Activity: Could you copy every entry exactly, with nothing changed?

Dataset records:

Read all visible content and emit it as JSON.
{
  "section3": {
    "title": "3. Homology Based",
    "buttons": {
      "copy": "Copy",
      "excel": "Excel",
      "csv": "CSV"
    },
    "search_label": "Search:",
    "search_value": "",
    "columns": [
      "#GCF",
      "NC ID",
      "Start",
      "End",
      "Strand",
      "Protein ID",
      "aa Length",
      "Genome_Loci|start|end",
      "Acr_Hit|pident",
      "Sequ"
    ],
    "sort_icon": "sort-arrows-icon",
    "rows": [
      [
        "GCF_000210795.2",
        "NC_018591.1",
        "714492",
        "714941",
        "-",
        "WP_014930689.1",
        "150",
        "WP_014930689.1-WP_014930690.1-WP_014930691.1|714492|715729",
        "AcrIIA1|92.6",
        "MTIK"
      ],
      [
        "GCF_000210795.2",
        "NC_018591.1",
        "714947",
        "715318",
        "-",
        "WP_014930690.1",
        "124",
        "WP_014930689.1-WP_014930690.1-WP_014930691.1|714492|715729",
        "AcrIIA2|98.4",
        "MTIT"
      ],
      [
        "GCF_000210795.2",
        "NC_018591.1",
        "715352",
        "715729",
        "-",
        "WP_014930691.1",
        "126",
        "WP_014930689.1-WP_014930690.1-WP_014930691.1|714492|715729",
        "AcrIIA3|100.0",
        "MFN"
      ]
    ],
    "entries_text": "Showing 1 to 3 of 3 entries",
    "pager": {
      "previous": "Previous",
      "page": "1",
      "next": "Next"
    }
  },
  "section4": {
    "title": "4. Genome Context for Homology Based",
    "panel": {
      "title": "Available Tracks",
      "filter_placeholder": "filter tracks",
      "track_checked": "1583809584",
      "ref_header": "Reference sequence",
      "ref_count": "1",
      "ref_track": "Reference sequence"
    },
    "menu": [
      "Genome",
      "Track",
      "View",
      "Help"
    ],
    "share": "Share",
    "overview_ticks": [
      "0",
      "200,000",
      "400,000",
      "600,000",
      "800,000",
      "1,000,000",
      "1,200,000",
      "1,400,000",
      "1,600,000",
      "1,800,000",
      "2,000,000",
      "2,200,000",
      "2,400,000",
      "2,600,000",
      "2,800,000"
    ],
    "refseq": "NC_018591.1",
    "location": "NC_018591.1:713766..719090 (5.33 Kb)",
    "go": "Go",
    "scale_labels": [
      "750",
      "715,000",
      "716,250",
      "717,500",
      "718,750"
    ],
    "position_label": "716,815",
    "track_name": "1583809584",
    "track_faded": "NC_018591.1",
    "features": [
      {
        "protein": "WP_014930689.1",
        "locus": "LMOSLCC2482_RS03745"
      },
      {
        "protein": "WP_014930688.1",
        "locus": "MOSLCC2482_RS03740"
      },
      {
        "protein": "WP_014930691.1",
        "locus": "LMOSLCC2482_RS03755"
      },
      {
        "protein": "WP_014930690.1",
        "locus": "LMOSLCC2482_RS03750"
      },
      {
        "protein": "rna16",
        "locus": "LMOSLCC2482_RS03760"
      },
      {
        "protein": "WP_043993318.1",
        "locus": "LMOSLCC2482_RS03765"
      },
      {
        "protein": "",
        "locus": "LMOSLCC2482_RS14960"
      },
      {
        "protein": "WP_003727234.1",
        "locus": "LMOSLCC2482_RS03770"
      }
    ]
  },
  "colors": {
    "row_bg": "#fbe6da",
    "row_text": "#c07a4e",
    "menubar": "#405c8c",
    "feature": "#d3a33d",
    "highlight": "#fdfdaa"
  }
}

Task result:
Read all visible content and emit it as JSON.
{
  "section3": {
    "title": "3. Homology Based",
    "buttons": {
      "copy": "Copy",
      "excel": "Excel",
      "csv": "CSV"
    },
    "search_label": "Search:",
    "search_value": "",
    "columns": [
      "#GCF",
      "NC ID",
      "Start",
      "End",
      "Strand",
      "Protein ID",
      "aa Length",
      "Genome_Loci|start|end",
      "Acr_Hit|pident",
      "Sequ"
    ],
    "sort_icon": "sort-arrows-icon",
    "rows": [
      [
        "GCF_000210795.2",
        "NC_018591.1",
        "714492",
        "714941",
        "-",
        "WP_014930689.1",
        "150",
        "WP_014930689.1-WP_014930690.1-WP_014930691.1|714492|715729",
        "AcrIIA1|92.6",
        "MTIK"
      ],
      [
        "GCF_000210795.2",
        "NC_018591.1",
        "714947",
        "715318",
        "-",
        "WP_014930690.1",
        "124",
        "WP_014930689.1-WP_014930690.1-WP_014930691.1|714492|715729",
        "AcrIIA2|98.4",
        "MTIT"
      ],
      [
        "GCF_000210795.2",
        "NC_018591.1",
        "715352",
        "715729",
        "-",
        "WP_014930691.1",
        "126",
        "WP_014930689.1-WP_014930690.1-WP_014930691.1|714492|715729",
        "AcrIIA3|100.0",
        "MFN"
      ]
    ],
    "entries_text": "Showing 1 to 3 of 3 entries",
    "pager": {
      "previous": "Previous",
      "page": "1",
      "next": "Next"
    }
  },
  "section4": {
    "title": "4. Genome Context for Homology Based",
    "panel": {
      "title": "Available Tracks",
      "filter_placeholder": "filter tracks",
      "track_checked": "1583809584",
      "ref_header": "Reference sequence",
      "ref_count": "1",
      "ref_track": "Reference sequence"
    },
    "menu": [
      "Genome",
      "Track",
      "View",
      "Help"
    ],
    "share": "Share",
    "overview_ticks": [
      "0",
      "200,000",
      "400,000",
      "600,000",
      "800,000",
      "1,000,000",
      "1,200,000",
      "1,400,000",
      "1,600,000",
      "1,800,000",
      "2,000,000",
      "2,200,000",
      "2,400,000",
      "2,600,000",
      "2,800,000"
    ],
    "refseq": "NC_018591.1",
    "location": "NC_018591.1:713766..719090 (5.33 Kb)",
    "go": "Go",
    "scale_labels": [
      "750",
      "715,000",
      "716,250",
      "717,500",
      "718,750"
    ],
    "position_label": "716,815",
    "track_name": "1583809584",
    "track_faded": "NC_018591.1",
    "features": [
      {
        "protein": "WP_014930689.1",
        "locus": "LMOSLCC2482_RS03745"
      },
      {
        "protein": "WP_014930688.1",
        "locus": "MOSLCC2482_RS03740"
      },
      {
        "protein": "WP_014930691.1",
        "locus": "LMOSLCC2482_RS03755"
      },
      {
        "protein": "WP_014930690.1",
        "locus": "LMOSLCC2482_RS03750"
      },
      {
        "protein": "rna16",
        "locus": "LMOSLCC2482_RS03760"
      },
      {
        "protein": "WP_043993318.1",
        "locus": "LMOSLCC2482_RS03765"
      },
      {
        "protein": "",
        "locus": "LMOSLCC2482_RS14960"
      },
      {
        "protein": "WP_003727234.1",
        "locus": "LMOSLCC2482_RS03770"
      }
    ]
  },
  "colors": {
    "row_bg": "#fbe6da",
    "row_text": "#c07a4e",
    "menubar": "#405c8c",
    "feature": "#d3a33d",
    "highlight": "#fdfdaa"
  }
}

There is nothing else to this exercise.